DIRECTION. Drop all images and give the records again exactly.
━━━━━━━━
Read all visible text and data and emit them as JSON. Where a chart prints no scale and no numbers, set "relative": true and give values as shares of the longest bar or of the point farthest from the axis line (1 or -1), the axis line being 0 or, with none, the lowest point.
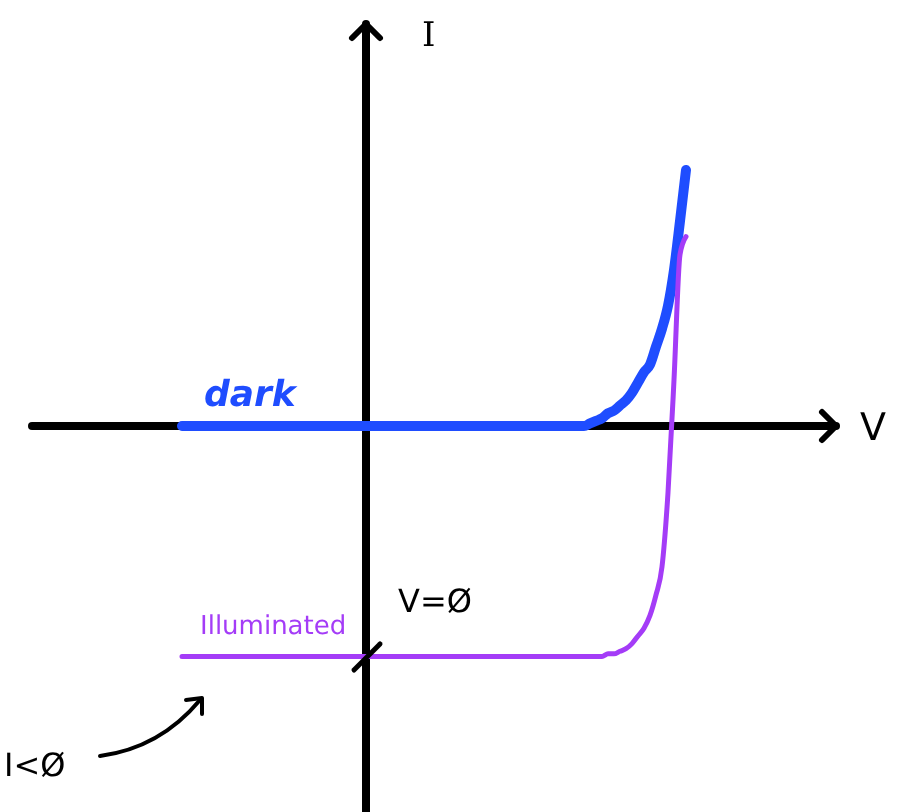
{
  "chart_data": {
    "type": "line",
    "relative": true,
    "xlabel": "V",
    "ylabel": "I",
    "line_style": "solid",
    "categories": [
      null,
      null,
      null,
      null,
      null,
      null,
      null,
      null,
      null,
      null,
      null,
      null,
      null,
      null,
      null,
      null,
      null,
      null,
      null,
      null,
      null,
      null,
      null,
      null,
      null,
      null,
      null,
      null,
      null,
      null,
      null,
      null,
      null,
      null,
      null,
      null,
      null,
      null,
      null,
      null,
      null,
      null,
      null,
      null,
      null,
      null,
      null,
      null,
      null,
      null,
      null,
      null,
      null,
      null,
      null,
      null,
      null,
      null,
      null,
      null,
      null,
      null,
      null,
      null,
      null,
      null,
      null,
      null,
      null,
      null,
      null,
      null,
      null,
      null,
      null,
      null,
      null,
      null,
      null,
      null,
      null,
      null,
      null,
      null,
      null
    ],
    "series": [
      {
        "name": "dark",
        "color": "#1f4dff",
        "values": [
          0,
          0,
          0,
          0,
          0,
          0,
          0,
          0,
          0,
          0,
          0,
          0,
          0,
          0,
          0,
          0,
          0,
          0,
          0,
          0,
          0,
          0,
          0,
          0,
          0,
          0,
          0,
          0,
          0,
          0,
          0,
          0,
          0,
          0,
          0,
          0,
          0,
          0,
          0,
          0,
          0,
          0,
          0,
          0,
          0,
          0,
          0,
          0,
          0,
          0,
          0,
          0,
          0,
          0,
          0,
          0,
          0,
          0,
          0,
          0,
          0,
          0,
          0,
          0,
          0,
          0,
          0,
          0,
          0.01,
          0.02,
          0.03,
          0.05,
          0.06,
          0.08,
          0.1,
          0.13,
          0.17,
          0.21,
          0.24,
          0.31,
          0.38,
          0.47,
          0.61,
          0.8,
          1.0
        ]
      },
      {
        "name": "Illuminated",
        "color": "#a43cf7",
        "values": [
          -0.9,
          -0.9,
          -0.9,
          -0.9,
          -0.9,
          -0.9,
          -0.9,
          -0.9,
          -0.9,
          -0.9,
          -0.9,
          -0.9,
          -0.9,
          -0.9,
          -0.9,
          -0.9,
          -0.9,
          -0.9,
          -0.9,
          -0.9,
          -0.9,
          -0.9,
          -0.9,
          -0.9,
          -0.9,
          -0.9,
          -0.9,
          -0.9,
          -0.9,
          -0.9,
          -0.9,
          -0.9,
          -0.9,
          -0.9,
          -0.9,
          -0.9,
          -0.9,
          -0.9,
          -0.9,
          -0.9,
          -0.9,
          -0.9,
          -0.9,
          -0.9,
          -0.9,
          -0.9,
          -0.9,
          -0.9,
          -0.9,
          -0.9,
          -0.9,
          -0.9,
          -0.9,
          -0.9,
          -0.9,
          -0.9,
          -0.9,
          -0.9,
          -0.9,
          -0.9,
          -0.9,
          -0.9,
          -0.9,
          -0.9,
          -0.9,
          -0.9,
          -0.9,
          -0.9,
          -0.9,
          -0.9,
          -0.9,
          -0.89,
          -0.89,
          -0.88,
          -0.87,
          -0.85,
          -0.82,
          -0.79,
          -0.74,
          -0.66,
          -0.55,
          -0.26,
          0.18,
          0.67,
          0.74
        ]
      }
    ],
    "annotations": [
      "V=Ø",
      "I<Ø"
    ]
  }
}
━━━━━━━━
COMPLETED EXERCISE.
Read all visible text and data and emit them as JSON. Where a chart prints no scale and no numbers, set "relative": true and give values as shares of the longest bar or of the point farthest from the axis line (1 or -1), the axis line being 0 or, with none, the lowest point.
{
  "chart_data": {
    "type": "line",
    "relative": true,
    "xlabel": "V",
    "ylabel": "I",
    "line_style": "solid",
    "categories": [
      null,
      null,
      null,
      null,
      null,
      null,
      null,
      null,
      null,
      null,
      null,
      null,
      null,
      null,
      null,
      null,
      null,
      null,
      null,
      null,
      null,
      null,
      null,
      null,
      null,
      null,
      null,
      null,
      null,
      null,
      null,
      null,
      null,
      null,
      null,
      null,
      null,
      null,
      null,
      null,
      null,
      null,
      null,
      null,
      null,
      null,
      null,
      null,
      null,
      null,
      null,
      null,
      null,
      null,
      null,
      null,
      null,
      null,
      null,
      null,
      null,
      null,
      null,
      null,
      null,
      null,
      null,
      null,
      null,
      null,
      null,
      null,
      null,
      null,
      null,
      null,
      null,
      null,
      null,
      null,
      null,
      null,
      null,
      null,
      null
    ],
    "series": [
      {
        "name": "dark",
        "color": "#1f4dff",
        "values": [
          0,
          0,
          0,
          0,
          0,
          0,
          0,
          0,
          0,
          0,
          0,
          0,
          0,
          0,
          0,
          0,
          0,
          0,
          0,
          0,
          0,
          0,
          0,
          0,
          0,
          0,
          0,
          0,
          0,
          0,
          0,
          0,
          0,
          0,
          0,
          0,
          0,
          0,
          0,
          0,
          0,
          0,
          0,
          0,
          0,
          0,
          0,
          0,
          0,
          0,
          0,
          0,
          0,
          0,
          0,
          0,
          0,
          0,
          0,
          0,
          0,
          0,
          0,
          0,
          0,
          0,
          0,
          0,
          0.01,
          0.02,
          0.03,
          0.05,
          0.06,
          0.08,
          0.1,
          0.13,
          0.17,
          0.21,
          0.24,
          0.31,
          0.38,
          0.47,
          0.61,
          0.8,
          1.0
        ]
      },
      {
        "name": "Illuminated",
        "color": "#a43cf7",
        "values": [
          -0.9,
          -0.9,
          -0.9,
          -0.9,
          -0.9,
          -0.9,
          -0.9,
          -0.9,
          -0.9,
          -0.9,
          -0.9,
          -0.9,
          -0.9,
          -0.9,
          -0.9,
          -0.9,
          -0.9,
          -0.9,
          -0.9,
          -0.9,
          -0.9,
          -0.9,
          -0.9,
          -0.9,
          -0.9,
          -0.9,
          -0.9,
          -0.9,
          -0.9,
          -0.9,
          -0.9,
          -0.9,
          -0.9,
          -0.9,
          -0.9,
          -0.9,
          -0.9,
          -0.9,
          -0.9,
          -0.9,
          -0.9,
          -0.9,
          -0.9,
          -0.9,
          -0.9,
          -0.9,
          -0.9,
          -0.9,
          -0.9,
          -0.9,
          -0.9,
          -0.9,
          -0.9,
          -0.9,
          -0.9,
          -0.9,
          -0.9,
          -0.9,
          -0.9,
          -0.9,
          -0.9,
          -0.9,
          -0.9,
          -0.9,
          -0.9,
          -0.9,
          -0.9,
          -0.9,
          -0.9,
          -0.9,
          -0.9,
          -0.89,
          -0.89,
          -0.88,
          -0.87,
          -0.85,
          -0.82,
          -0.79,
          -0.74,
          -0.66,
          -0.55,
          -0.26,
          0.18,
          0.67,
          0.74
        ]
      }
    ],
    "annotations": [
      "V=Ø",
      "I<Ø"
    ]
  }
}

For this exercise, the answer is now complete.